:: RECORDS PROVIDED ::
= = = = =

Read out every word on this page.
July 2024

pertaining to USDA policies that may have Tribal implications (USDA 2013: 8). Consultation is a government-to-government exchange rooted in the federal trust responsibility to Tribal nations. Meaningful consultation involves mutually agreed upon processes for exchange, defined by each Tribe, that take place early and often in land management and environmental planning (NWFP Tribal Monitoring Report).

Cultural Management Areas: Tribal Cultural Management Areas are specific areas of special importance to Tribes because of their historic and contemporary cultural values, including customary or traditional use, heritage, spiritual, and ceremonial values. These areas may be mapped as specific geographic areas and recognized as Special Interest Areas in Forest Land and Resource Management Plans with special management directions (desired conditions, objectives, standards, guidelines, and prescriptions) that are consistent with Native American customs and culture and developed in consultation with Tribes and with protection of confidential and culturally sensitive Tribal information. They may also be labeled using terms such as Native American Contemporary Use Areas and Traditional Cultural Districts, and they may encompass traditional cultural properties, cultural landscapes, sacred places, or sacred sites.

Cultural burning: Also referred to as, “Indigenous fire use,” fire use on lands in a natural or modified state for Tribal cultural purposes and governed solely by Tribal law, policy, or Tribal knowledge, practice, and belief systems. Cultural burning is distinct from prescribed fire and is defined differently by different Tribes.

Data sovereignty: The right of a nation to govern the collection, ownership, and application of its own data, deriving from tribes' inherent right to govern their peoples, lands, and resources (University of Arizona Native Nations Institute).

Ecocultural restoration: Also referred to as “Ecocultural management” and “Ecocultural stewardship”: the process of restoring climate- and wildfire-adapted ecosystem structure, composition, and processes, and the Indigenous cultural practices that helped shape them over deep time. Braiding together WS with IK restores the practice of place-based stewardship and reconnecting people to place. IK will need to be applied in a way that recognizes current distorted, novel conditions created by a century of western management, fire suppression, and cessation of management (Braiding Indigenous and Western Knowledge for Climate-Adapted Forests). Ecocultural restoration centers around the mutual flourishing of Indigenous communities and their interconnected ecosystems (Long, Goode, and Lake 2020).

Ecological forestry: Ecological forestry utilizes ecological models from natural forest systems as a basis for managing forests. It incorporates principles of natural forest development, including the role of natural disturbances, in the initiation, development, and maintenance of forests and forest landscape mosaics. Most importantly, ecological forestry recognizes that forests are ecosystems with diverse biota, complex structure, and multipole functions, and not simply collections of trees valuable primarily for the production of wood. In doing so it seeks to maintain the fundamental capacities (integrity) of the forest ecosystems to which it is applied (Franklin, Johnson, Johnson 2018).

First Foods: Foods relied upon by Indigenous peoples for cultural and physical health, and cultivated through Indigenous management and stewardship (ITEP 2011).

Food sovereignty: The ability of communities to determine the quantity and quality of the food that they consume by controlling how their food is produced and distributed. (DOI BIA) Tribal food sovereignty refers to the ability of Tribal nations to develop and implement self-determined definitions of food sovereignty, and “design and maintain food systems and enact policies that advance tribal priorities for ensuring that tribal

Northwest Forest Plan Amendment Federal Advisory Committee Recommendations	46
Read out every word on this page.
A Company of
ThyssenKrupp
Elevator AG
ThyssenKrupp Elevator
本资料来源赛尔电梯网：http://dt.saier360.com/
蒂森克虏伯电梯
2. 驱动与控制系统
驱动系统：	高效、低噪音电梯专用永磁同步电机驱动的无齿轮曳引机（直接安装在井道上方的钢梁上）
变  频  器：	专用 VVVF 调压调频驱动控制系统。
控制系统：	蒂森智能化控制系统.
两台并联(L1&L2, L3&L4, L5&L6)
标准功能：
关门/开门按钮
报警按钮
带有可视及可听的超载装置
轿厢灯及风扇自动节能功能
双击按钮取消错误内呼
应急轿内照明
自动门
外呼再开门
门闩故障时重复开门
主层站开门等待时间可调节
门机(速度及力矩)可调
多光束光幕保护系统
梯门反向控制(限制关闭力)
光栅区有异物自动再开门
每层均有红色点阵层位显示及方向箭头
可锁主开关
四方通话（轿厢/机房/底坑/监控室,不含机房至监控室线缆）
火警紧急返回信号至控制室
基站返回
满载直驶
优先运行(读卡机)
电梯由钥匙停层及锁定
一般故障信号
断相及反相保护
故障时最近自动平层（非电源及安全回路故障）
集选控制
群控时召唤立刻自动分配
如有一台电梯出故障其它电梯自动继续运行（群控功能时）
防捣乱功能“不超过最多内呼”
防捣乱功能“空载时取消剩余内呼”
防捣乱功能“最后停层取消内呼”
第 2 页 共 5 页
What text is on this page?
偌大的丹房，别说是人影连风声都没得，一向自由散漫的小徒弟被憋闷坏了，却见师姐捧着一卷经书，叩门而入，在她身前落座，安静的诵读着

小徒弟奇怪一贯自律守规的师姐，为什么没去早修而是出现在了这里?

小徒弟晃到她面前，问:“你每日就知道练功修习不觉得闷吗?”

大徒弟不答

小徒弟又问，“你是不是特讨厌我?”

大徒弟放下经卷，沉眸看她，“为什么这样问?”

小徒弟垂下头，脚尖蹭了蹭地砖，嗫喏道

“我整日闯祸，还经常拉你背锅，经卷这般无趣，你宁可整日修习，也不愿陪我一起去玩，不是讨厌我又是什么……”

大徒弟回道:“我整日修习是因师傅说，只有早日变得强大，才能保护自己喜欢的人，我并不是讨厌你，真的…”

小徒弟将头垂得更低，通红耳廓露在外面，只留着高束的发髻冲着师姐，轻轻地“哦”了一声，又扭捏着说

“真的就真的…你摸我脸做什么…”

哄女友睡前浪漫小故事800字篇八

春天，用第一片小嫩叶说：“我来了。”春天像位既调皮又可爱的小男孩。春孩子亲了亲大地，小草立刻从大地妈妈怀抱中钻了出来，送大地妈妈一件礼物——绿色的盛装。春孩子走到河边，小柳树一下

= = = = =

Copy out each line exactly.

Read out every word on this page.
July 2024

pertaining to USDA policies that may have Tribal implications (USDA 2013: 8). Consultation is a government-to-government exchange rooted in the federal trust responsibility to Tribal nations. Meaningful consultation involves mutually agreed upon processes for exchange, defined by each Tribe, that take place early and often in land management and environmental planning (NWFP Tribal Monitoring Report).

Cultural Management Areas: Tribal Cultural Management Areas are specific areas of special importance to Tribes because of their historic and contemporary cultural values, including customary or traditional use, heritage, spiritual, and ceremonial values. These areas may be mapped as specific geographic areas and recognized as Special Interest Areas in Forest Land and Resource Management Plans with special management directions (desired conditions, objectives, standards, guidelines, and prescriptions) that are consistent with Native American customs and culture and developed in consultation with Tribes and with protection of confidential and culturally sensitive Tribal information. They may also be labeled using terms such as Native American Contemporary Use Areas and Traditional Cultural Districts, and they may encompass traditional cultural properties, cultural landscapes, sacred places, or sacred sites.

Cultural burning: Also referred to as, “Indigenous fire use,” fire use on lands in a natural or modified state for Tribal cultural purposes and governed solely by Tribal law, policy, or Tribal knowledge, practice, and belief systems. Cultural burning is distinct from prescribed fire and is defined differently by different Tribes.

Data sovereignty: The right of a nation to govern the collection, ownership, and application of its own data, deriving from tribes' inherent right to govern their peoples, lands, and resources (University of Arizona Native Nations Institute).

Ecocultural restoration: Also referred to as “Ecocultural management” and “Ecocultural stewardship”: the process of restoring climate- and wildfire-adapted ecosystem structure, composition, and processes, and the Indigenous cultural practices that helped shape them over deep time. Braiding together WS with IK restores the practice of place-based stewardship and reconnecting people to place. IK will need to be applied in a way that recognizes current distorted, novel conditions created by a century of western management, fire suppression, and cessation of management (Braiding Indigenous and Western Knowledge for Climate-Adapted Forests). Ecocultural restoration centers around the mutual flourishing of Indigenous communities and their interconnected ecosystems (Long, Goode, and Lake 2020).

Ecological forestry: Ecological forestry utilizes ecological models from natural forest systems as a basis for managing forests. It incorporates principles of natural forest development, including the role of natural disturbances, in the initiation, development, and maintenance of forests and forest landscape mosaics. Most importantly, ecological forestry recognizes that forests are ecosystems with diverse biota, complex structure, and multipole functions, and not simply collections of trees valuable primarily for the production of wood. In doing so it seeks to maintain the fundamental capacities (integrity) of the forest ecosystems to which it is applied (Franklin, Johnson, Johnson 2018).

First Foods: Foods relied upon by Indigenous peoples for cultural and physical health, and cultivated through Indigenous management and stewardship (ITEP 2011).

Food sovereignty: The ability of communities to determine the quantity and quality of the food that they consume by controlling how their food is produced and distributed. (DOI BIA) Tribal food sovereignty refers to the ability of Tribal nations to develop and implement self-determined definitions of food sovereignty, and “design and maintain food systems and enact policies that advance tribal priorities for ensuring that tribal

Northwest Forest Plan Amendment Federal Advisory Committee Recommendations	46
Read out every word on this page.
A Company of
ThyssenKrupp
Elevator AG
ThyssenKrupp Elevator
本资料来源赛尔电梯网：http://dt.saier360.com/
蒂森克虏伯电梯
2. 驱动与控制系统
驱动系统：	高效、低噪音电梯专用永磁同步电机驱动的无齿轮曳引机（直接安装在井道上方的钢梁上）
变  频  器：	专用 VVVF 调压调频驱动控制系统。
控制系统：	蒂森智能化控制系统.
两台并联(L1&L2, L3&L4, L5&L6)
标准功能：
关门/开门按钮
报警按钮
带有可视及可听的超载装置
轿厢灯及风扇自动节能功能
双击按钮取消错误内呼
应急轿内照明
自动门
外呼再开门
门闩故障时重复开门
主层站开门等待时间可调节
门机(速度及力矩)可调
多光束光幕保护系统
梯门反向控制(限制关闭力)
光栅区有异物自动再开门
每层均有红色点阵层位显示及方向箭头
可锁主开关
四方通话（轿厢/机房/底坑/监控室,不含机房至监控室线缆）
火警紧急返回信号至控制室
基站返回
满载直驶
优先运行(读卡机)
电梯由钥匙停层及锁定
一般故障信号
断相及反相保护
故障时最近自动平层（非电源及安全回路故障）
集选控制
群控时召唤立刻自动分配
如有一台电梯出故障其它电梯自动继续运行（群控功能时）
防捣乱功能“不超过最多内呼”
防捣乱功能“空载时取消剩余内呼”
防捣乱功能“最后停层取消内呼”
第 2 页 共 5 页
What text is on this page?
偌大的丹房，别说是人影连风声都没得，一向自由散漫的小徒弟被憋闷坏了，却见师姐捧着一卷经书，叩门而入，在她身前落座，安静的诵读着

小徒弟奇怪一贯自律守规的师姐，为什么没去早修而是出现在了这里?

小徒弟晃到她面前，问:“你每日就知道练功修习不觉得闷吗?”

大徒弟不答

小徒弟又问，“你是不是特讨厌我?”

大徒弟放下经卷，沉眸看她，“为什么这样问?”

小徒弟垂下头，脚尖蹭了蹭地砖，嗫喏道

“我整日闯祸，还经常拉你背锅，经卷这般无趣，你宁可整日修习，也不愿陪我一起去玩，不是讨厌我又是什么……”

大徒弟回道:“我整日修习是因师傅说，只有早日变得强大，才能保护自己喜欢的人，我并不是讨厌你，真的…”

小徒弟将头垂得更低，通红耳廓露在外面，只留着高束的发髻冲着师姐，轻轻地“哦”了一声，又扭捏着说

“真的就真的…你摸我脸做什么…”

哄女友睡前浪漫小故事800字篇八

春天，用第一片小嫩叶说：“我来了。”春天像位既调皮又可爱的小男孩。春孩子亲了亲大地，小草立刻从大地妈妈怀抱中钻了出来，送大地妈妈一件礼物——绿色的盛装。春孩子走到河边，小柳树一下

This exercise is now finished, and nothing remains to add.